- [Problem details] Across the entries below, how many lines have the word "Daily" in them? Respond with only the number.

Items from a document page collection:
- - - - - - -

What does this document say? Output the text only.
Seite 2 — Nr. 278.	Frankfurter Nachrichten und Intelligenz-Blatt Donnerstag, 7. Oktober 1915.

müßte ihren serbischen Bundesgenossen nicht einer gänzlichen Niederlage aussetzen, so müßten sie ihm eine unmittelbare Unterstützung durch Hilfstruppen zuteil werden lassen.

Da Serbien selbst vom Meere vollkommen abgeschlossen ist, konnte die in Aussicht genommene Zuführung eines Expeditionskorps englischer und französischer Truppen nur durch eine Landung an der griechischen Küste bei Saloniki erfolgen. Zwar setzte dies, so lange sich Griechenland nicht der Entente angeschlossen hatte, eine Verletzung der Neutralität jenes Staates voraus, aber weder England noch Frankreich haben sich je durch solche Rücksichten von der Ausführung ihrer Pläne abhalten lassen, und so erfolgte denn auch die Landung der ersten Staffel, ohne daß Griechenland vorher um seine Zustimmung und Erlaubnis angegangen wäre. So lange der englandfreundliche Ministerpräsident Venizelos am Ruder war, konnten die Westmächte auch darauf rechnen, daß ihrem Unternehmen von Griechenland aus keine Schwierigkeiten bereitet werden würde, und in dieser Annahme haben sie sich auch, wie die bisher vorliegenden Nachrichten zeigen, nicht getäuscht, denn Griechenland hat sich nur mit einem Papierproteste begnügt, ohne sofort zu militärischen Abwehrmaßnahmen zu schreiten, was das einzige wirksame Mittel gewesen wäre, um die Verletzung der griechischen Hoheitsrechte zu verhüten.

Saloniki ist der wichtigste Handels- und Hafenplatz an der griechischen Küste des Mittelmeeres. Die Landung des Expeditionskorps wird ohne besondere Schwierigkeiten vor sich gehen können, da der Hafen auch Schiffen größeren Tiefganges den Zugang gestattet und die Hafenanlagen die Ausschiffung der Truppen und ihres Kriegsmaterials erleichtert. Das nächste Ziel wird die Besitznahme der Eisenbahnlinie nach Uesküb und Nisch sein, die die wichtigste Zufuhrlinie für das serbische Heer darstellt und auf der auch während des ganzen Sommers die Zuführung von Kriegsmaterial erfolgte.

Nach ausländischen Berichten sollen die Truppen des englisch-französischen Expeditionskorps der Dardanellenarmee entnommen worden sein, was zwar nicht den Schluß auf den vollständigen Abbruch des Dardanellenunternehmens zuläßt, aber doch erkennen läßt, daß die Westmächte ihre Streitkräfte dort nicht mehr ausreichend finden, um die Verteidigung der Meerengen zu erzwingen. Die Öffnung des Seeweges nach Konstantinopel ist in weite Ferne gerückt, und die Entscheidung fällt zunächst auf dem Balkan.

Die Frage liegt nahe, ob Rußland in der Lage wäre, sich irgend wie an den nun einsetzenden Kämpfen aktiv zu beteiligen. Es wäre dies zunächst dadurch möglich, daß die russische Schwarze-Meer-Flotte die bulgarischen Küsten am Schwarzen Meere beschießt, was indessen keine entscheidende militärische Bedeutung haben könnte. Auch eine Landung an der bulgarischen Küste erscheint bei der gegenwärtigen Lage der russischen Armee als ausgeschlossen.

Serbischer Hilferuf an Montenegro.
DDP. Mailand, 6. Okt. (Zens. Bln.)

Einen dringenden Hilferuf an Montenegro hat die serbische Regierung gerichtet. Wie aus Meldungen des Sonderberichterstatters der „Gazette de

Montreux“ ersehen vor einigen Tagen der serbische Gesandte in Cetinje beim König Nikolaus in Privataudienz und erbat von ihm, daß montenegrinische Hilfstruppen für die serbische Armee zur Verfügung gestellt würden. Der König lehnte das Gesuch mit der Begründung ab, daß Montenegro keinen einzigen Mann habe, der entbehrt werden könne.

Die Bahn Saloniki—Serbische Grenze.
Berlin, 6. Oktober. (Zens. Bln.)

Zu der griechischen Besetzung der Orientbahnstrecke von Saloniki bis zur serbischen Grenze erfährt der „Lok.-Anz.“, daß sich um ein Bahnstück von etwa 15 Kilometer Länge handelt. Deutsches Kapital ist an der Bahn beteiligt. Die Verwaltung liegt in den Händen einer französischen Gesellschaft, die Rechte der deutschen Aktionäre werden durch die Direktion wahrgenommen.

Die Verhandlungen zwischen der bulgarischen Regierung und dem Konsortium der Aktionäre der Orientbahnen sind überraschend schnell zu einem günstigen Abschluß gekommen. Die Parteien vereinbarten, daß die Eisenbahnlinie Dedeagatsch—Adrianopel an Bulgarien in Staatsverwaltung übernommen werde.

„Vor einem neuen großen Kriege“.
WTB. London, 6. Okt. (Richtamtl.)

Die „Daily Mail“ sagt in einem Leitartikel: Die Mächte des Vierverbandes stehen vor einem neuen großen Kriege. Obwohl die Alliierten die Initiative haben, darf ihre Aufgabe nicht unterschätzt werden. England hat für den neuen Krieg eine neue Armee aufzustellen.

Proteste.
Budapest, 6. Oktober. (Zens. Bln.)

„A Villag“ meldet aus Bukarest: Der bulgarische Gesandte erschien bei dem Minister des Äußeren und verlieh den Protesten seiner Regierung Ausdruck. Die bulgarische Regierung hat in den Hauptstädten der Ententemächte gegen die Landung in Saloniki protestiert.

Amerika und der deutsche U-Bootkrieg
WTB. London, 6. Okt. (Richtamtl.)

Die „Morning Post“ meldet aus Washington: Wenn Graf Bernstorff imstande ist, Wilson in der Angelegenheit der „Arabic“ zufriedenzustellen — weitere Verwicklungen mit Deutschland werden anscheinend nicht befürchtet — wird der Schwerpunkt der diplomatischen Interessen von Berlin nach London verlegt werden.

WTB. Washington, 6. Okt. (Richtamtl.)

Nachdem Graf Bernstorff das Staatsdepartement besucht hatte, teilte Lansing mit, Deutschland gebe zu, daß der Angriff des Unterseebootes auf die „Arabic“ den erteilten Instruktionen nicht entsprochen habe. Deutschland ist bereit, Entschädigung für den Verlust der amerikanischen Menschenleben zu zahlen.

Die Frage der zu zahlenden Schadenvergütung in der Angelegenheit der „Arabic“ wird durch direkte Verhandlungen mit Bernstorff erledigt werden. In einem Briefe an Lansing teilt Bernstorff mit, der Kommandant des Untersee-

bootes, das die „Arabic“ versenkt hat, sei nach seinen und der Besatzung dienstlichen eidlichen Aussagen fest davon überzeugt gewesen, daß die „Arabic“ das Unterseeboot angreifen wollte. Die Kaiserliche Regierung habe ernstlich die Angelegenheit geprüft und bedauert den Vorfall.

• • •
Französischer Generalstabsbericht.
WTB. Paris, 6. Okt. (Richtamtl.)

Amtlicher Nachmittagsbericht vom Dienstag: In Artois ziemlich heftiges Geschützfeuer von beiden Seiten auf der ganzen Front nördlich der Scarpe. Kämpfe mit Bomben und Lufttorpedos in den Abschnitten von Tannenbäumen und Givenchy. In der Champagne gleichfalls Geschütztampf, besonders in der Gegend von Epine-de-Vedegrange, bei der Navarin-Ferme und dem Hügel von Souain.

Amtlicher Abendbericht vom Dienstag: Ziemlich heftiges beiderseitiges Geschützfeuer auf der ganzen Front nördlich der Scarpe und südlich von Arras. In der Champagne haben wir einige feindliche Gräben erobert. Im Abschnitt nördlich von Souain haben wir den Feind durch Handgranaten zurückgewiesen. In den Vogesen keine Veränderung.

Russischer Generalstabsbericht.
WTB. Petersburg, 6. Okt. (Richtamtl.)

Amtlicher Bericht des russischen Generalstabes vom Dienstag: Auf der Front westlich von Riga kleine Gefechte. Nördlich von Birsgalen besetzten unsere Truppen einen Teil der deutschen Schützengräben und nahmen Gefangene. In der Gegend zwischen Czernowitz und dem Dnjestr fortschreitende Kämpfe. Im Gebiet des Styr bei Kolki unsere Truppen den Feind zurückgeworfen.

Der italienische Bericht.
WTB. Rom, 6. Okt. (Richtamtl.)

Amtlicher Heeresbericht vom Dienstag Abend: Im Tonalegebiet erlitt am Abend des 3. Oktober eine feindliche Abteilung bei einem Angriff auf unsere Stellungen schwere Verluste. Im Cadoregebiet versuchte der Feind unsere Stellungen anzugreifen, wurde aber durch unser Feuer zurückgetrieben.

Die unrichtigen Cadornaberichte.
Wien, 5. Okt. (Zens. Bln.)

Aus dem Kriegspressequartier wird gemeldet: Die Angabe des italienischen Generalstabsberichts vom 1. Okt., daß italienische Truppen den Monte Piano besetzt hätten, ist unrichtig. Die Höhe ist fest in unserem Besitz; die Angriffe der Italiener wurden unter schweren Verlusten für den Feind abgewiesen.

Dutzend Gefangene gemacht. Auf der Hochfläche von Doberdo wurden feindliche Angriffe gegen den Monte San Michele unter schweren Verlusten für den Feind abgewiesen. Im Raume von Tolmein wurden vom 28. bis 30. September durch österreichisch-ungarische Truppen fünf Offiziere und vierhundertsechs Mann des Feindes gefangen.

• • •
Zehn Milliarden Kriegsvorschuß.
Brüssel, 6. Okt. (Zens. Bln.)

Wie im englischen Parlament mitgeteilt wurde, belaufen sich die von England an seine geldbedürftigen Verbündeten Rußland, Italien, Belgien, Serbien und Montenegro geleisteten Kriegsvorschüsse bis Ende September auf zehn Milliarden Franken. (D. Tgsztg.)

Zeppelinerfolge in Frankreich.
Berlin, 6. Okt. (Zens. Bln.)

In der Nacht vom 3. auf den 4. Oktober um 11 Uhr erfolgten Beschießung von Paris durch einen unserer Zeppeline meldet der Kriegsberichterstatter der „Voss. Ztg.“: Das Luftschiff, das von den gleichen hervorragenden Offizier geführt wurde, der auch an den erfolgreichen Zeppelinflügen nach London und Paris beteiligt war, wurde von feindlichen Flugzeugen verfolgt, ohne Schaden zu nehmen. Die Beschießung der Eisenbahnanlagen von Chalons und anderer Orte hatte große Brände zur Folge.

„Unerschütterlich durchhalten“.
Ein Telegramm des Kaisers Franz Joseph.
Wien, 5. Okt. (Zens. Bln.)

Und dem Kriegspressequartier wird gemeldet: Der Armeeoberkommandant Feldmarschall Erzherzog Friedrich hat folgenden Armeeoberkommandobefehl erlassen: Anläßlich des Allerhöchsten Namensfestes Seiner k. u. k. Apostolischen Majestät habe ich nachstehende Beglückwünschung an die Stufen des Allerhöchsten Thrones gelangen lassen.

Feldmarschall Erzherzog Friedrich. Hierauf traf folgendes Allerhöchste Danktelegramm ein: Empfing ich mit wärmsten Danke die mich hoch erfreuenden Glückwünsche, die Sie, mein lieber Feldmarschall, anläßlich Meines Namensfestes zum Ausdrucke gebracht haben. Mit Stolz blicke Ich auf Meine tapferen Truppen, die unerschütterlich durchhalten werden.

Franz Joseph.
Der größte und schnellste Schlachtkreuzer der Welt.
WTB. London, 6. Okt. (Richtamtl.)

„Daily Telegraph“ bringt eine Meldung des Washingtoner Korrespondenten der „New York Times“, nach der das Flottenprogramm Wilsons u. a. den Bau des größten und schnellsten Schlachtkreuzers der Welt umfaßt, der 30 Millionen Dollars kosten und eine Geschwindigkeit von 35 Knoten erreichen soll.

- - - - - - -

- [Task result] 2